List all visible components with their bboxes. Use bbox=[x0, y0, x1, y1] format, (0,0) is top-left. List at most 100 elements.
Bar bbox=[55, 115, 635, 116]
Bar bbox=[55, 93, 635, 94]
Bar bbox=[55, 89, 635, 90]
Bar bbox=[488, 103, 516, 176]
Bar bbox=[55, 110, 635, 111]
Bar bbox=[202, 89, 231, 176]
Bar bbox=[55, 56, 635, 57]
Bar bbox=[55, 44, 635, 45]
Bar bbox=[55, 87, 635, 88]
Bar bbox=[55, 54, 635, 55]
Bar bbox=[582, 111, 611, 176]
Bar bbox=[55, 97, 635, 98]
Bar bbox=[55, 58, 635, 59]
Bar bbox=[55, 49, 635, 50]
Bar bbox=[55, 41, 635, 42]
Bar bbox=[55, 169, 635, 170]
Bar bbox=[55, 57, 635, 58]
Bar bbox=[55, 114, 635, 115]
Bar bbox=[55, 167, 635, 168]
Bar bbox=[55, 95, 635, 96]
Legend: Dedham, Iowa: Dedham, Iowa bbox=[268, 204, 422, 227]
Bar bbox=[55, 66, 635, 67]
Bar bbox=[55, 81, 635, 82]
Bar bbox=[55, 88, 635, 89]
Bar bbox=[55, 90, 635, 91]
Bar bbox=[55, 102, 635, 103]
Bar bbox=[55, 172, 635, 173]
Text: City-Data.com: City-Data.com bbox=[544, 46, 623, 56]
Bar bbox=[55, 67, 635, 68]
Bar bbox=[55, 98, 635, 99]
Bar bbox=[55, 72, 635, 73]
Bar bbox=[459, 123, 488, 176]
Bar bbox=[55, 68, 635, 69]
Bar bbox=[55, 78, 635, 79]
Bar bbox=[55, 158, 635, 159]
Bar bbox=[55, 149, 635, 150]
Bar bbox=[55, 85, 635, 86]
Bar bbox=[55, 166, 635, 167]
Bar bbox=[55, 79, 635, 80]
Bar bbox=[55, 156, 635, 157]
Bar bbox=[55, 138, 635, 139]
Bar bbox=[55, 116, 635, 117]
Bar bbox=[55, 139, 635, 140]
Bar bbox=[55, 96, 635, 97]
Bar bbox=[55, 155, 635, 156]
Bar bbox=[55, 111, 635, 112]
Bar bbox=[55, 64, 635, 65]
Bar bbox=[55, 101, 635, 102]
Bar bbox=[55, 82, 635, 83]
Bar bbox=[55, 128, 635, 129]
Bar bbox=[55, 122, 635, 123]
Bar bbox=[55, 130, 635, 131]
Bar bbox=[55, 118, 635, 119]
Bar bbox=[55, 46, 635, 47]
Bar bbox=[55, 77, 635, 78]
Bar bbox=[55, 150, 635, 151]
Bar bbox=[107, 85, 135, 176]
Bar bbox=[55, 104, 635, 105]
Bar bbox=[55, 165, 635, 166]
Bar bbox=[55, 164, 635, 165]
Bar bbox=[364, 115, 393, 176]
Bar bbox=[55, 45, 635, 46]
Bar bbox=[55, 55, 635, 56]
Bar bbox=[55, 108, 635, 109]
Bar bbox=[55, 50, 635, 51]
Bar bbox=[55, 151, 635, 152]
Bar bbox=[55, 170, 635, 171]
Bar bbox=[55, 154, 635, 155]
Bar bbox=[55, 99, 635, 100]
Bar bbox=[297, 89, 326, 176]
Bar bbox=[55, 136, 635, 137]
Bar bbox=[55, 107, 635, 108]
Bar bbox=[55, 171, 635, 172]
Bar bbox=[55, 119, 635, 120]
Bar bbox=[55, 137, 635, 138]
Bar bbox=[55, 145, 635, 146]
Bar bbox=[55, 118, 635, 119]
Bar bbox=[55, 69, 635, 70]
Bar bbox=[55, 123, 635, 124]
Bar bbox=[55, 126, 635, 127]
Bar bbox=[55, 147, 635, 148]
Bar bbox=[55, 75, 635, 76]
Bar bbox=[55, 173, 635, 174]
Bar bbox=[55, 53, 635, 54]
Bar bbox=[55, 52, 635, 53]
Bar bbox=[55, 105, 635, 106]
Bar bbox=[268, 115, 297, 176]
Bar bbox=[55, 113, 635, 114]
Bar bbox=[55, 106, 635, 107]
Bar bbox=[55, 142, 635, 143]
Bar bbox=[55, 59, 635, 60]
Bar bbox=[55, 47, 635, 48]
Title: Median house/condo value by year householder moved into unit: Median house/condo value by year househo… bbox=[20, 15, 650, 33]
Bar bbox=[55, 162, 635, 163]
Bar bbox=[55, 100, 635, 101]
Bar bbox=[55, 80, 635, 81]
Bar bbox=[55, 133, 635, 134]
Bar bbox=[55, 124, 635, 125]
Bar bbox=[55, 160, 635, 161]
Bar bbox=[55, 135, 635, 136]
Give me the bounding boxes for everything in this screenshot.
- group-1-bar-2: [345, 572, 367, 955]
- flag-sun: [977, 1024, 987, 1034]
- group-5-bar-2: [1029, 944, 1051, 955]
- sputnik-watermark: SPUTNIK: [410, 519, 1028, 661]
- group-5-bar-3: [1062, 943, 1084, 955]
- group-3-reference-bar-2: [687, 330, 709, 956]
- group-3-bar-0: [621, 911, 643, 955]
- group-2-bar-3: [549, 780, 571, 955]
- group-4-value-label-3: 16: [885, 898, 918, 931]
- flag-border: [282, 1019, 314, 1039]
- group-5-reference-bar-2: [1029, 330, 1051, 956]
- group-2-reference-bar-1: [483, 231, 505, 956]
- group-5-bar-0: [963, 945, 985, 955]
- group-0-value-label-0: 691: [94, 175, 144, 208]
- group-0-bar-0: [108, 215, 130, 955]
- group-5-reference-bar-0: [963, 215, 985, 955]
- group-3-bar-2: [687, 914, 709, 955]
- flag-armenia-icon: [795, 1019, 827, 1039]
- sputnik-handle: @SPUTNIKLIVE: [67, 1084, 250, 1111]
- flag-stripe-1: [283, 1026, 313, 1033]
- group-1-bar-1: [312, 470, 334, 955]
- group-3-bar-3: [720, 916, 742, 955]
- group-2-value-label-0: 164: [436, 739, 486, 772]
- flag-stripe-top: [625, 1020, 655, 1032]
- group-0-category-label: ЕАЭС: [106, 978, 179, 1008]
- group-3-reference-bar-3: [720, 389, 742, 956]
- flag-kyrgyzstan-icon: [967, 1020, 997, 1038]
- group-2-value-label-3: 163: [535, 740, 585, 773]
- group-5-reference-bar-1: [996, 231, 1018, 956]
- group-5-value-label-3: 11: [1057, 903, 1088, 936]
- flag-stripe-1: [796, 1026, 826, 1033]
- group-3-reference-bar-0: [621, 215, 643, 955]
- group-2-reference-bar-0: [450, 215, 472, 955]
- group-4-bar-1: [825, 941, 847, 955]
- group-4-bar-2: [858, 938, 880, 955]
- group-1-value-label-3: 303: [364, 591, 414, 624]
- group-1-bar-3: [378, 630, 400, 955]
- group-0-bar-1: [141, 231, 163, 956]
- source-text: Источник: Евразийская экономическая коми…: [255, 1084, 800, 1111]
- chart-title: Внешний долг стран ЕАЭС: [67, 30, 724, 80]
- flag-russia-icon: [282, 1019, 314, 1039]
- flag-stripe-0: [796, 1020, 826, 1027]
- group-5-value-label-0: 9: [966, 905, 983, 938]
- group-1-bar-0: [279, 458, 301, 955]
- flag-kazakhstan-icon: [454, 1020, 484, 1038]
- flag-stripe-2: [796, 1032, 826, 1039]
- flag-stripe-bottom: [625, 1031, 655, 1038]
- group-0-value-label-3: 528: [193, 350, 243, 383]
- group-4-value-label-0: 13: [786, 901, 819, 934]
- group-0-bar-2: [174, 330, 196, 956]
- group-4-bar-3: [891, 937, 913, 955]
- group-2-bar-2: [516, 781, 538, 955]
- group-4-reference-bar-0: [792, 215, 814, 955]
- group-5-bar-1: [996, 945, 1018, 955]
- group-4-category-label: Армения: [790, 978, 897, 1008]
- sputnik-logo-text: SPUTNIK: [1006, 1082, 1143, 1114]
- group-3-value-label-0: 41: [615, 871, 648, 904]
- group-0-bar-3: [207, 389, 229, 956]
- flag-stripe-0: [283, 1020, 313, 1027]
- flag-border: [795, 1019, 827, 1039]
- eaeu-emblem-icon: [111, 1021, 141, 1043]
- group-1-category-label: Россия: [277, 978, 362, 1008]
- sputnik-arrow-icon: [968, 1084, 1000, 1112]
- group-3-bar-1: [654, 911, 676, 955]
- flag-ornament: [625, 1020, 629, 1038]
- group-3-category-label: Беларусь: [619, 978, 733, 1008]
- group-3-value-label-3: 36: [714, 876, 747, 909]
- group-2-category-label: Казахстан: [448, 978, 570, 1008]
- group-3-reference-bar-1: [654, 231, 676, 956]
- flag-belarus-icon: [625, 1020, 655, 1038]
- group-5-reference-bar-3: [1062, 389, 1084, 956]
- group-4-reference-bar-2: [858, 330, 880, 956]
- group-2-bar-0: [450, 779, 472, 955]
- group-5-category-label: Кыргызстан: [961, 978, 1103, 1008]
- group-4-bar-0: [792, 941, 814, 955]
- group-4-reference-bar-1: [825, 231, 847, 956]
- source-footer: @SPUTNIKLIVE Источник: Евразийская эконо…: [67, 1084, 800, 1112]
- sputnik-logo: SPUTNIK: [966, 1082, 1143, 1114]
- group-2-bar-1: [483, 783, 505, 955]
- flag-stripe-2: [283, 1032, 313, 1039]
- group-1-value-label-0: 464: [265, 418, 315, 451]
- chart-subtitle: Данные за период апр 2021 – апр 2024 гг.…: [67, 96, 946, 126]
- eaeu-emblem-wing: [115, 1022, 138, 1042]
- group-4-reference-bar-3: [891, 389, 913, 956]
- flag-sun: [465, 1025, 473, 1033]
-.-.-
**TASK DIRECTIONS**
Please reproduce the entries word for word, beginning with the very first line and stopping after the line that contains "Bar bbox=[55, 44, 635, 45]".

**EXPECTED ANSWER**
List all visible components with their bboxes. Use bbox=[x0, y0, x1, y1] format, (0,0) is top-left. List at most 100 elements.
Bar bbox=[55, 115, 635, 116]
Bar bbox=[55, 93, 635, 94]
Bar bbox=[55, 89, 635, 90]
Bar bbox=[488, 103, 516, 176]
Bar bbox=[55, 110, 635, 111]
Bar bbox=[202, 89, 231, 176]
Bar bbox=[55, 56, 635, 57]
Bar bbox=[55, 44, 635, 45]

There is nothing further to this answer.